| Exercise |
Work out how many lines in the entries contain the string "的填写见表", and give nothing but that number.

| Working data |
+-------+
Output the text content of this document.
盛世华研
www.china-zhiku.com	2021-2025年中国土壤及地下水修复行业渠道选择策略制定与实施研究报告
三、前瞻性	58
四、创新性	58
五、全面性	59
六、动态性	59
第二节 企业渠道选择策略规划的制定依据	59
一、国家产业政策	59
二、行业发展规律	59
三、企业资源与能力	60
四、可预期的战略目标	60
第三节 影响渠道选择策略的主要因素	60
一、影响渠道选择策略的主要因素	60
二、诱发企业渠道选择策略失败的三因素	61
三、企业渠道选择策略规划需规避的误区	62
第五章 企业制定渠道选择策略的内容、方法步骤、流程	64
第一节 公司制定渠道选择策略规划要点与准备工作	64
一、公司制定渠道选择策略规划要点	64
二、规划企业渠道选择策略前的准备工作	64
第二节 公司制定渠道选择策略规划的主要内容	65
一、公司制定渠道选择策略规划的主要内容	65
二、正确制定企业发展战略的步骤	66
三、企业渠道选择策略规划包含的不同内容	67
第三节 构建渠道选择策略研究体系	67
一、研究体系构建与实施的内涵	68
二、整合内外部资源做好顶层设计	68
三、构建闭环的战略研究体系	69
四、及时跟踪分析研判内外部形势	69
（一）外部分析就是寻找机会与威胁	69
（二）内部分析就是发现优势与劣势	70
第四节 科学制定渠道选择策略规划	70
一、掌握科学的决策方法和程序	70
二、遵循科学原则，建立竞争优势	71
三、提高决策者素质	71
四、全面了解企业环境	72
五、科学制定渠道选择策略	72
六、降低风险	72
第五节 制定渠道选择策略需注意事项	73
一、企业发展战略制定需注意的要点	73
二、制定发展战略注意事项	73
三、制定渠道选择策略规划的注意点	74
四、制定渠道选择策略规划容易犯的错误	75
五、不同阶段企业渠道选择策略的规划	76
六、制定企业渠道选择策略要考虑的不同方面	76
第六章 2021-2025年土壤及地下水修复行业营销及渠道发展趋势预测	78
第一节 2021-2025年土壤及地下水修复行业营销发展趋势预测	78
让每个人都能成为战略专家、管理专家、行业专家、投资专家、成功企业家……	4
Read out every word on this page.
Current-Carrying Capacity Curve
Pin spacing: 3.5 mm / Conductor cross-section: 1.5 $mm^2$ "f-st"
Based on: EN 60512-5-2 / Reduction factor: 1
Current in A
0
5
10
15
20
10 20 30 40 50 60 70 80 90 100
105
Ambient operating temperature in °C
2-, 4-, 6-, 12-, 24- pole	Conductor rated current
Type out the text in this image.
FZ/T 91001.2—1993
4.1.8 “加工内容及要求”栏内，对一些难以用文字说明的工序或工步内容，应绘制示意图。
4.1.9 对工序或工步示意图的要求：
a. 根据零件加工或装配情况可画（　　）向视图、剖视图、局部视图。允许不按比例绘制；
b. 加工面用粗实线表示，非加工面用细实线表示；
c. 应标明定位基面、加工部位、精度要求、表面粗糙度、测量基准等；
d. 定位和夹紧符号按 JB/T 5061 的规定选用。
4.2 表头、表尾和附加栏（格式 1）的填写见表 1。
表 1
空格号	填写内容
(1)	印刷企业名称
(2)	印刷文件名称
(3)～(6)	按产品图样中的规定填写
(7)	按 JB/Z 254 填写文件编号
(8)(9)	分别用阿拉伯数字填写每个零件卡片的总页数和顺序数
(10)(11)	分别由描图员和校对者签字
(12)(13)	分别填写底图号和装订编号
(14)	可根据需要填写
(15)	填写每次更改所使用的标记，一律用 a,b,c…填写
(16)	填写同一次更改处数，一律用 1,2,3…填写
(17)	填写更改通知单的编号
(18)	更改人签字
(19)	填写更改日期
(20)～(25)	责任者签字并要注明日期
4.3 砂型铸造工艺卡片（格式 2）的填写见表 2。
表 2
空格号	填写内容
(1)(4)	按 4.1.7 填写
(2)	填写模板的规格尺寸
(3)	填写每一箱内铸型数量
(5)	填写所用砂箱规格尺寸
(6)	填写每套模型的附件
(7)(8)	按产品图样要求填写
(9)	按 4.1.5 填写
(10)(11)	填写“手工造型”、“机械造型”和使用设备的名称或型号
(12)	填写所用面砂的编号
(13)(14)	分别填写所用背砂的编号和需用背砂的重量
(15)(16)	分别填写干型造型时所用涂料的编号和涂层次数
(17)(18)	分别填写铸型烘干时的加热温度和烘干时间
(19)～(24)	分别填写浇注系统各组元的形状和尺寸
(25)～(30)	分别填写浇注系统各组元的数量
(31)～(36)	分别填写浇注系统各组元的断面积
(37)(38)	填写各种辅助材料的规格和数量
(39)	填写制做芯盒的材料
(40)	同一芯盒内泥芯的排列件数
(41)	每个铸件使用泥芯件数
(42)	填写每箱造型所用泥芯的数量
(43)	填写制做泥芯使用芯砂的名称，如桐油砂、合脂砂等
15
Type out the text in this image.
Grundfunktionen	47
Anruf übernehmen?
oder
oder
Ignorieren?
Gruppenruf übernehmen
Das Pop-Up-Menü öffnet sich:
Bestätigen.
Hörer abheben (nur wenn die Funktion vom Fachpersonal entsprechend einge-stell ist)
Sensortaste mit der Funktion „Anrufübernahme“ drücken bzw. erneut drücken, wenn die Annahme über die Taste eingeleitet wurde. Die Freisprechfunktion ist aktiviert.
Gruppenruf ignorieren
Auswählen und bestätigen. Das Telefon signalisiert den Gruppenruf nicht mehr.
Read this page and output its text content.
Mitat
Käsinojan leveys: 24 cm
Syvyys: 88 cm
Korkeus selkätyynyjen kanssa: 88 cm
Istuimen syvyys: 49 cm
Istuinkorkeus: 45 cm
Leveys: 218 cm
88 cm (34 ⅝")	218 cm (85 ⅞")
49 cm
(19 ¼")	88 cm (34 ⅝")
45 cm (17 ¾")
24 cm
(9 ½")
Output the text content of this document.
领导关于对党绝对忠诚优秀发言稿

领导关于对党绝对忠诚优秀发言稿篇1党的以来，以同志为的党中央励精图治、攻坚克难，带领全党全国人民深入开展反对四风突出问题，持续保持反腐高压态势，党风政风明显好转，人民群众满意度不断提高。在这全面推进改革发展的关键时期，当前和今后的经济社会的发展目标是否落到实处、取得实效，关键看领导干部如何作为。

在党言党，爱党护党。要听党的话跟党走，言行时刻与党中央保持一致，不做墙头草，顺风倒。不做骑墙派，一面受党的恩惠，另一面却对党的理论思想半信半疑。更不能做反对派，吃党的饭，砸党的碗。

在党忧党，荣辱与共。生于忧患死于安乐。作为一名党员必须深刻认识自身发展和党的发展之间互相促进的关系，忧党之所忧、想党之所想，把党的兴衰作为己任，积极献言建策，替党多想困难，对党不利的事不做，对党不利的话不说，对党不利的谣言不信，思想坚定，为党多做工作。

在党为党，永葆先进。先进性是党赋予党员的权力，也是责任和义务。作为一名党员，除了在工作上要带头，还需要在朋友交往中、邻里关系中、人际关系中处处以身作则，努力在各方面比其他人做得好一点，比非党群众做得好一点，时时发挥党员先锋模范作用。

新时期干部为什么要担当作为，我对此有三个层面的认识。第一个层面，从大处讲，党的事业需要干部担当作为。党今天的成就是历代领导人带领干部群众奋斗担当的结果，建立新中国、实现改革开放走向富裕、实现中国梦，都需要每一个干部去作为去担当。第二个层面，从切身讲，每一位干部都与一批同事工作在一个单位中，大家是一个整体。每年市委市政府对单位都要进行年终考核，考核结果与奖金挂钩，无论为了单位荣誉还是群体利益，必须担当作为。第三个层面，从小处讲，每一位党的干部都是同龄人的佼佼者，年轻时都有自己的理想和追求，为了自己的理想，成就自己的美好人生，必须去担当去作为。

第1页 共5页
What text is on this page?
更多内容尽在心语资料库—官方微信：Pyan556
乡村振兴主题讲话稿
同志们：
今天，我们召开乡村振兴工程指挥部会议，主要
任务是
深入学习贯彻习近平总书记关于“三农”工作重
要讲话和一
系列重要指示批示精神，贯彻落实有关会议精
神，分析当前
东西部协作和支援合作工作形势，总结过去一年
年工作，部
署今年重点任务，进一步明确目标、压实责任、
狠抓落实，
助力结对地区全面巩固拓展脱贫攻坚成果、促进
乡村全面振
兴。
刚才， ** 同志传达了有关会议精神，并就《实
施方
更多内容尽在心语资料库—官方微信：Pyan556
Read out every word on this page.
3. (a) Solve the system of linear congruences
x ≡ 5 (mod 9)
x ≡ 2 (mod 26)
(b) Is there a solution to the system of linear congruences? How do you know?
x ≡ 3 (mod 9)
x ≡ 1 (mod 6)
+-------+
| Correct result |
2